DO THIS — Below is a block of records; repeat all of them exactly.

DATASET RECORDS —
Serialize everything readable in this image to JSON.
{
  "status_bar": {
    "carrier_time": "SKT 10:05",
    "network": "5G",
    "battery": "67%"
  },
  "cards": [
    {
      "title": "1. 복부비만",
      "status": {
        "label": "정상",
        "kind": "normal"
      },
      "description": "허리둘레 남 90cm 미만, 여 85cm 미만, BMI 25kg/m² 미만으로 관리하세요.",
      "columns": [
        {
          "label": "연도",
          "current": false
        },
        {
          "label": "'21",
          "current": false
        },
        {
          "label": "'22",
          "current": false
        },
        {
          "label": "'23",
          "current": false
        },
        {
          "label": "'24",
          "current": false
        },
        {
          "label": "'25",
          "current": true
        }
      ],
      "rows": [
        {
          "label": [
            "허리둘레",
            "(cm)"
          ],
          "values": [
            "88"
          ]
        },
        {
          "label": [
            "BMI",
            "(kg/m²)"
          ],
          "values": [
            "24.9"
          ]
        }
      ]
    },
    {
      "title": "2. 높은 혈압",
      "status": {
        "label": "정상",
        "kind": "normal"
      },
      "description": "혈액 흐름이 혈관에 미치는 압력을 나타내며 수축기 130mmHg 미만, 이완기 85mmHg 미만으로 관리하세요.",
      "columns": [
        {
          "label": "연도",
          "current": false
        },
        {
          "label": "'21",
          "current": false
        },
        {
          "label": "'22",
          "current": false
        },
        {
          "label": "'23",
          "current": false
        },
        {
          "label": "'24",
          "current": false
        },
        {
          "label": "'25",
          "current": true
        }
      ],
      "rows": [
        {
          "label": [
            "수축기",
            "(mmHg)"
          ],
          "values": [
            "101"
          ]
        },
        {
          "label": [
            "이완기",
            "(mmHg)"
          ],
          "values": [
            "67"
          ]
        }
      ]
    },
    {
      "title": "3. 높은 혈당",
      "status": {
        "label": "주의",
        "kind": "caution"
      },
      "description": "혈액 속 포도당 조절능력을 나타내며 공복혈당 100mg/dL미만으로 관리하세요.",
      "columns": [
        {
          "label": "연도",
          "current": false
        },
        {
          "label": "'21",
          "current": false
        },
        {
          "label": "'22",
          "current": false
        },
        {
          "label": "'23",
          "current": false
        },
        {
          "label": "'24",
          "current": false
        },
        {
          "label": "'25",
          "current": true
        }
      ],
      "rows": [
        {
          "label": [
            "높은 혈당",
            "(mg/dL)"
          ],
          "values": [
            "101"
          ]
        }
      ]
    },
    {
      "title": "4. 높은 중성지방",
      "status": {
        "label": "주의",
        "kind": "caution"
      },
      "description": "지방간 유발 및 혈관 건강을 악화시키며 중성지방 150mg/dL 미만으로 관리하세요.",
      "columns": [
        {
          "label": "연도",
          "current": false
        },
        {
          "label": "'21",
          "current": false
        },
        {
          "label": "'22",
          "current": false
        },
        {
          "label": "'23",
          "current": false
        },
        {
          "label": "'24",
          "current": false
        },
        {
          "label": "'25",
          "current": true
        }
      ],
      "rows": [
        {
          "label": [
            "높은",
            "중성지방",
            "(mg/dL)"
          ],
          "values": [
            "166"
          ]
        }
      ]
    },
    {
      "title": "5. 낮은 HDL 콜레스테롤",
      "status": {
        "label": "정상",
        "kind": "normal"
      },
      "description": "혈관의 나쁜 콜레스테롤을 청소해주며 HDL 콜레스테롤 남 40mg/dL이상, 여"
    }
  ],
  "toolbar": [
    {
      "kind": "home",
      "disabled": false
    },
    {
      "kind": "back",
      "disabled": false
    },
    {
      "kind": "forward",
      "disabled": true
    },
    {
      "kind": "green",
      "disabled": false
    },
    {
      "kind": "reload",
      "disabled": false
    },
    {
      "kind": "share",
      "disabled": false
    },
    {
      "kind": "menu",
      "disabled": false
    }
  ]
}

THE REPLY —
Serialize everything readable in this image to JSON.
{
  "status_bar": {
    "carrier_time": "SKT 10:05",
    "network": "5G",
    "battery": "67%"
  },
  "cards": [
    {
      "title": "1. 복부비만",
      "status": {
        "label": "정상",
        "kind": "normal"
      },
      "description": "허리둘레 남 90cm 미만, 여 85cm 미만, BMI 25kg/m² 미만으로 관리하세요.",
      "columns": [
        {
          "label": "연도",
          "current": false
        },
        {
          "label": "'21",
          "current": false
        },
        {
          "label": "'22",
          "current": false
        },
        {
          "label": "'23",
          "current": false
        },
        {
          "label": "'24",
          "current": false
        },
        {
          "label": "'25",
          "current": true
        }
      ],
      "rows": [
        {
          "label": [
            "허리둘레",
            "(cm)"
          ],
          "values": [
            "88"
          ]
        },
        {
          "label": [
            "BMI",
            "(kg/m²)"
          ],
          "values": [
            "24.9"
          ]
        }
      ]
    },
    {
      "title": "2. 높은 혈압",
      "status": {
        "label": "정상",
        "kind": "normal"
      },
      "description": "혈액 흐름이 혈관에 미치는 압력을 나타내며 수축기 130mmHg 미만, 이완기 85mmHg 미만으로 관리하세요.",
      "columns": [
        {
          "label": "연도",
          "current": false
        },
        {
          "label": "'21",
          "current": false
        },
        {
          "label": "'22",
          "current": false
        },
        {
          "label": "'23",
          "current": false
        },
        {
          "label": "'24",
          "current": false
        },
        {
          "label": "'25",
          "current": true
        }
      ],
      "rows": [
        {
          "label": [
            "수축기",
            "(mmHg)"
          ],
          "values": [
            "101"
          ]
        },
        {
          "label": [
            "이완기",
            "(mmHg)"
          ],
          "values": [
            "67"
          ]
        }
      ]
    },
    {
      "title": "3. 높은 혈당",
      "status": {
        "label": "주의",
        "kind": "caution"
      },
      "description": "혈액 속 포도당 조절능력을 나타내며 공복혈당 100mg/dL미만으로 관리하세요.",
      "columns": [
        {
          "label": "연도",
          "current": false
        },
        {
          "label": "'21",
          "current": false
        },
        {
          "label": "'22",
          "current": false
        },
        {
          "label": "'23",
          "current": false
        },
        {
          "label": "'24",
          "current": false
        },
        {
          "label": "'25",
          "current": true
        }
      ],
      "rows": [
        {
          "label": [
            "높은 혈당",
            "(mg/dL)"
          ],
          "values": [
            "101"
          ]
        }
      ]
    },
    {
      "title": "4. 높은 중성지방",
      "status": {
        "label": "주의",
        "kind": "caution"
      },
      "description": "지방간 유발 및 혈관 건강을 악화시키며 중성지방 150mg/dL 미만으로 관리하세요.",
      "columns": [
        {
          "label": "연도",
          "current": false
        },
        {
          "label": "'21",
          "current": false
        },
        {
          "label": "'22",
          "current": false
        },
        {
          "label": "'23",
          "current": false
        },
        {
          "label": "'24",
          "current": false
        },
        {
          "label": "'25",
          "current": true
        }
      ],
      "rows": [
        {
          "label": [
            "높은",
            "중성지방",
            "(mg/dL)"
          ],
          "values": [
            "166"
          ]
        }
      ]
    },
    {
      "title": "5. 낮은 HDL 콜레스테롤",
      "status": {
        "label": "정상",
        "kind": "normal"
      },
      "description": "혈관의 나쁜 콜레스테롤을 청소해주며 HDL 콜레스테롤 남 40mg/dL이상, 여"
    }
  ],
  "toolbar": [
    {
      "kind": "home",
      "disabled": false
    },
    {
      "kind": "back",
      "disabled": false
    },
    {
      "kind": "forward",
      "disabled": true
    },
    {
      "kind": "green",
      "disabled": false
    },
    {
      "kind": "reload",
      "disabled": false
    },
    {
      "kind": "share",
      "disabled": false
    },
    {
      "kind": "menu",
      "disabled": false
    }
  ]
}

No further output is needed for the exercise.